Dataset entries
======
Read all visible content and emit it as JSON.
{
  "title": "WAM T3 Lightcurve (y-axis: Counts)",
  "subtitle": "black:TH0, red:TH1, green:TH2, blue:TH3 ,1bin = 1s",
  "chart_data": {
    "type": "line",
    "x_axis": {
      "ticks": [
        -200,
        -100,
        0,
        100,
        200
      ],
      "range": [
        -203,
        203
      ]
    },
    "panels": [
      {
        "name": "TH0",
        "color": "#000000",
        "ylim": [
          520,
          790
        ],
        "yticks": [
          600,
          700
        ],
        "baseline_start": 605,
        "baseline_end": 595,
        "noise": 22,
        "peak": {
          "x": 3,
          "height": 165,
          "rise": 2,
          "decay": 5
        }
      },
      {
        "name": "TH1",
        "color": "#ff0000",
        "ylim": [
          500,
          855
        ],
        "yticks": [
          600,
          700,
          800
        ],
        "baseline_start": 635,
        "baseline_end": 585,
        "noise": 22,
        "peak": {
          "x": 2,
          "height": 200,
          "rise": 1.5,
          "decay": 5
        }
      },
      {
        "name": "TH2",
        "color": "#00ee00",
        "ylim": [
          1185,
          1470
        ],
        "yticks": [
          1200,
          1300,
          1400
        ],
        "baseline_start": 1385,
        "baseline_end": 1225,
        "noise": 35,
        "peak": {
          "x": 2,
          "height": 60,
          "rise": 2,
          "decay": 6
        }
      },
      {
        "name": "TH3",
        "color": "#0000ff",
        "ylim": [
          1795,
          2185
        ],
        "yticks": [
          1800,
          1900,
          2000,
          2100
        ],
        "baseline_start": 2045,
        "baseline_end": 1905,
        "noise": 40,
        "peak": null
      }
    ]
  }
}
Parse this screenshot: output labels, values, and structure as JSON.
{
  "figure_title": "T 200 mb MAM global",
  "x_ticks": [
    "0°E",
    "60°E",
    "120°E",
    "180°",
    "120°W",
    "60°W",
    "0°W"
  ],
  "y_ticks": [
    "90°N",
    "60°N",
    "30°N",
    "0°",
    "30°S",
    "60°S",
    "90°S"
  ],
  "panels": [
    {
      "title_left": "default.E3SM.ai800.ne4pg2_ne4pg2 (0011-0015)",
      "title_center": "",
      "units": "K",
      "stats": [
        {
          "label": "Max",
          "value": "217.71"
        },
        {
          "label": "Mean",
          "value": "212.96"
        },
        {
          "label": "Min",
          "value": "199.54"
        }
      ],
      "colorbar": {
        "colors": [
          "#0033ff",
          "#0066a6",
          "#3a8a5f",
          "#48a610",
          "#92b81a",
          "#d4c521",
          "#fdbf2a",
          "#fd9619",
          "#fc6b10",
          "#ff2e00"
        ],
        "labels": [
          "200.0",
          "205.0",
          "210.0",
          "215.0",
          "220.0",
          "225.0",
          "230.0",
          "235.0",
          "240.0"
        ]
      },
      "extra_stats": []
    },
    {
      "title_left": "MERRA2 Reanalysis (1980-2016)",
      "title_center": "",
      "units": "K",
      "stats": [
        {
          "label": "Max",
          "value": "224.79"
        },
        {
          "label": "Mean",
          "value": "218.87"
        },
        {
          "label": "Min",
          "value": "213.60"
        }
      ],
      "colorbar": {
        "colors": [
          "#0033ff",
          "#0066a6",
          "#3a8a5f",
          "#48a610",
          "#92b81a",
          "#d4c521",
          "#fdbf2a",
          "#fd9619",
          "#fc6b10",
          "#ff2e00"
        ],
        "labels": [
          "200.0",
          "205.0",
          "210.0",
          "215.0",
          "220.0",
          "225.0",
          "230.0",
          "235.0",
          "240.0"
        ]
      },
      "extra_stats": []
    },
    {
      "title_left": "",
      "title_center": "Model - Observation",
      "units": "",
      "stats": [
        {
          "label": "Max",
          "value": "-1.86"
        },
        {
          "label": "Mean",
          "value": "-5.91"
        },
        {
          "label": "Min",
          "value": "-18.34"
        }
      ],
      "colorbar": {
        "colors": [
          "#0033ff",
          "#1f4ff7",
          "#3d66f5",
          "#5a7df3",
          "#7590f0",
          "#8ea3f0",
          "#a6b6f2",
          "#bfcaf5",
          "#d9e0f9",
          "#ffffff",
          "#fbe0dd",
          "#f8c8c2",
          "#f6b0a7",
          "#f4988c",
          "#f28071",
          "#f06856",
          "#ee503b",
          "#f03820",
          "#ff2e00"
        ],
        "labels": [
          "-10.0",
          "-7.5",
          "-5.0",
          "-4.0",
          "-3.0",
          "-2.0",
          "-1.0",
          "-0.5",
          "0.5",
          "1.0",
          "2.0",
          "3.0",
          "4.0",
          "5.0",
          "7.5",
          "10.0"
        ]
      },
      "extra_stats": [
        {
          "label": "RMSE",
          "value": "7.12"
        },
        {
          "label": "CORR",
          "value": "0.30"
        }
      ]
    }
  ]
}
======
- **Set exercise**:
Take the listing above and set it down exactly.

- **Reply**:
Read all visible content and emit it as JSON.
{
  "title": "WAM T3 Lightcurve (y-axis: Counts)",
  "subtitle": "black:TH0, red:TH1, green:TH2, blue:TH3 ,1bin = 1s",
  "chart_data": {
    "type": "line",
    "x_axis": {
      "ticks": [
        -200,
        -100,
        0,
        100,
        200
      ],
      "range": [
        -203,
        203
      ]
    },
    "panels": [
      {
        "name": "TH0",
        "color": "#000000",
        "ylim": [
          520,
          790
        ],
        "yticks": [
          600,
          700
        ],
        "baseline_start": 605,
        "baseline_end": 595,
        "noise": 22,
        "peak": {
          "x": 3,
          "height": 165,
          "rise": 2,
          "decay": 5
        }
      },
      {
        "name": "TH1",
        "color": "#ff0000",
        "ylim": [
          500,
          855
        ],
        "yticks": [
          600,
          700,
          800
        ],
        "baseline_start": 635,
        "baseline_end": 585,
        "noise": 22,
        "peak": {
          "x": 2,
          "height": 200,
          "rise": 1.5,
          "decay": 5
        }
      },
      {
        "name": "TH2",
        "color": "#00ee00",
        "ylim": [
          1185,
          1470
        ],
        "yticks": [
          1200,
          1300,
          1400
        ],
        "baseline_start": 1385,
        "baseline_end": 1225,
        "noise": 35,
        "peak": {
          "x": 2,
          "height": 60,
          "rise": 2,
          "decay": 6
        }
      },
      {
        "name": "TH3",
        "color": "#0000ff",
        "ylim": [
          1795,
          2185
        ],
        "yticks": [
          1800,
          1900,
          2000,
          2100
        ],
        "baseline_start": 2045,
        "baseline_end": 1905,
        "noise": 40,
        "peak": null
      }
    ]
  }
}
Parse this screenshot: output labels, values, and structure as JSON.
{
  "figure_title": "T 200 mb MAM global",
  "x_ticks": [
    "0°E",
    "60°E",
    "120°E",
    "180°",
    "120°W",
    "60°W",
    "0°W"
  ],
  "y_ticks": [
    "90°N",
    "60°N",
    "30°N",
    "0°",
    "30°S",
    "60°S",
    "90°S"
  ],
  "panels": [
    {
      "title_left": "default.E3SM.ai800.ne4pg2_ne4pg2 (0011-0015)",
      "title_center": "",
      "units": "K",
      "stats": [
        {
          "label": "Max",
          "value": "217.71"
        },
        {
          "label": "Mean",
          "value": "212.96"
        },
        {
          "label": "Min",
          "value": "199.54"
        }
      ],
      "colorbar": {
        "colors": [
          "#0033ff",
          "#0066a6",
          "#3a8a5f",
          "#48a610",
          "#92b81a",
          "#d4c521",
          "#fdbf2a",
          "#fd9619",
          "#fc6b10",
          "#ff2e00"
        ],
        "labels": [
          "200.0",
          "205.0",
          "210.0",
          "215.0",
          "220.0",
          "225.0",
          "230.0",
          "235.0",
          "240.0"
        ]
      },
      "extra_stats": []
    },
    {
      "title_left": "MERRA2 Reanalysis (1980-2016)",
      "title_center": "",
      "units": "K",
      "stats": [
        {
          "label": "Max",
          "value": "224.79"
        },
        {
          "label": "Mean",
          "value": "218.87"
        },
        {
          "label": "Min",
          "value": "213.60"
        }
      ],
      "colorbar": {
        "colors": [
          "#0033ff",
          "#0066a6",
          "#3a8a5f",
          "#48a610",
          "#92b81a",
          "#d4c521",
          "#fdbf2a",
          "#fd9619",
          "#fc6b10",
          "#ff2e00"
        ],
        "labels": [
          "200.0",
          "205.0",
          "210.0",
          "215.0",
          "220.0",
          "225.0",
          "230.0",
          "235.0",
          "240.0"
        ]
      },
      "extra_stats": []
    },
    {
      "title_left": "",
      "title_center": "Model - Observation",
      "units": "",
      "stats": [
        {
          "label": "Max",
          "value": "-1.86"
        },
        {
          "label": "Mean",
          "value": "-5.91"
        },
        {
          "label": "Min",
          "value": "-18.34"
        }
      ],
      "colorbar": {
        "colors": [
          "#0033ff",
          "#1f4ff7",
          "#3d66f5",
          "#5a7df3",
          "#7590f0",
          "#8ea3f0",
          "#a6b6f2",
          "#bfcaf5",
          "#d9e0f9",
          "#ffffff",
          "#fbe0dd",
          "#f8c8c2",
          "#f6b0a7",
          "#f4988c",
          "#f28071",
          "#f06856",
          "#ee503b",
          "#f03820",
          "#ff2e00"
        ],
        "labels": [
          "-10.0",
          "-7.5",
          "-5.0",
          "-4.0",
          "-3.0",
          "-2.0",
          "-1.0",
          "-0.5",
          "0.5",
          "1.0",
          "2.0",
          "3.0",
          "4.0",
          "5.0",
          "7.5",
          "10.0"
        ]
      },
      "extra_stats": [
        {
          "label": "RMSE",
          "value": "7.12"
        },
        {
          "label": "CORR",
          "value": "0.30"
        }
      ]
    }
  ]
}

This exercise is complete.